═════ Material for this task ═════
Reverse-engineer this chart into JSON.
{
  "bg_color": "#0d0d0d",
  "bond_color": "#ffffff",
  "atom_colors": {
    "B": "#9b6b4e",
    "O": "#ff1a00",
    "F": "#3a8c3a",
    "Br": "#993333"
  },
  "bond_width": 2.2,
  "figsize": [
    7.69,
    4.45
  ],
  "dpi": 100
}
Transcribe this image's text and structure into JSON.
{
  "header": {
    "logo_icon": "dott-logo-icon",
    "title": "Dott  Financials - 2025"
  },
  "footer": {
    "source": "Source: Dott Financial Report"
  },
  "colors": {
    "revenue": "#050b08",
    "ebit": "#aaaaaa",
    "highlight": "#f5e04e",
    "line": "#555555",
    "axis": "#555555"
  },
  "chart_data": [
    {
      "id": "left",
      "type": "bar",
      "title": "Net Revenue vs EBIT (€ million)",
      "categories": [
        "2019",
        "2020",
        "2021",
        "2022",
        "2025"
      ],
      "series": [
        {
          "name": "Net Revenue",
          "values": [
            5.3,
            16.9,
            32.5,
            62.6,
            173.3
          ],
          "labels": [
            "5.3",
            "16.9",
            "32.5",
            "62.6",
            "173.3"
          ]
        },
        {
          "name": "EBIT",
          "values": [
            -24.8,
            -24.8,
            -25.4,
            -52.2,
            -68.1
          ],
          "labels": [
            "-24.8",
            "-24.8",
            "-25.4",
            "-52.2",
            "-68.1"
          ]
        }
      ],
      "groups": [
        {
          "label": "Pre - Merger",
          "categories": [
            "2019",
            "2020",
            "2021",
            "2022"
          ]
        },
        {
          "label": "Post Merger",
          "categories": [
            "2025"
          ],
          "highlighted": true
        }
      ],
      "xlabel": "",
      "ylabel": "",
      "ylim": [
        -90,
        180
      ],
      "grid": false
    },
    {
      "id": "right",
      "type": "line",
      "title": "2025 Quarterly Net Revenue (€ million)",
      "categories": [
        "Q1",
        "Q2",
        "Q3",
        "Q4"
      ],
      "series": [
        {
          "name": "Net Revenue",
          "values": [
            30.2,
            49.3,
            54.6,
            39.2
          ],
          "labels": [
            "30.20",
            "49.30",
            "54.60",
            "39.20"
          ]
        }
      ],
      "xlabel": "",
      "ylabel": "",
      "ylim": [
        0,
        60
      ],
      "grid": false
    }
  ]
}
═════
Instruction: Write out all of the records once more, exactly.

Complete response:
Reverse-engineer this chart into JSON.
{
  "bg_color": "#0d0d0d",
  "bond_color": "#ffffff",
  "atom_colors": {
    "B": "#9b6b4e",
    "O": "#ff1a00",
    "F": "#3a8c3a",
    "Br": "#993333"
  },
  "bond_width": 2.2,
  "figsize": [
    7.69,
    4.45
  ],
  "dpi": 100
}
Transcribe this image's text and structure into JSON.
{
  "header": {
    "logo_icon": "dott-logo-icon",
    "title": "Dott  Financials - 2025"
  },
  "footer": {
    "source": "Source: Dott Financial Report"
  },
  "colors": {
    "revenue": "#050b08",
    "ebit": "#aaaaaa",
    "highlight": "#f5e04e",
    "line": "#555555",
    "axis": "#555555"
  },
  "chart_data": [
    {
      "id": "left",
      "type": "bar",
      "title": "Net Revenue vs EBIT (€ million)",
      "categories": [
        "2019",
        "2020",
        "2021",
        "2022",
        "2025"
      ],
      "series": [
        {
          "name": "Net Revenue",
          "values": [
            5.3,
            16.9,
            32.5,
            62.6,
            173.3
          ],
          "labels": [
            "5.3",
            "16.9",
            "32.5",
            "62.6",
            "173.3"
          ]
        },
        {
          "name": "EBIT",
          "values": [
            -24.8,
            -24.8,
            -25.4,
            -52.2,
            -68.1
          ],
          "labels": [
            "-24.8",
            "-24.8",
            "-25.4",
            "-52.2",
            "-68.1"
          ]
        }
      ],
      "groups": [
        {
          "label": "Pre - Merger",
          "categories": [
            "2019",
            "2020",
            "2021",
            "2022"
          ]
        },
        {
          "label": "Post Merger",
          "categories": [
            "2025"
          ],
          "highlighted": true
        }
      ],
      "xlabel": "",
      "ylabel": "",
      "ylim": [
        -90,
        180
      ],
      "grid": false
    },
    {
      "id": "right",
      "type": "line",
      "title": "2025 Quarterly Net Revenue (€ million)",
      "categories": [
        "Q1",
        "Q2",
        "Q3",
        "Q4"
      ],
      "series": [
        {
          "name": "Net Revenue",
          "values": [
            30.2,
            49.3,
            54.6,
            39.2
          ],
          "labels": [
            "30.20",
            "49.30",
            "54.60",
            "39.20"
          ]
        }
      ],
      "xlabel": "",
      "ylabel": "",
      "ylim": [
        0,
        60
      ],
      "grid": false
    }
  ]
}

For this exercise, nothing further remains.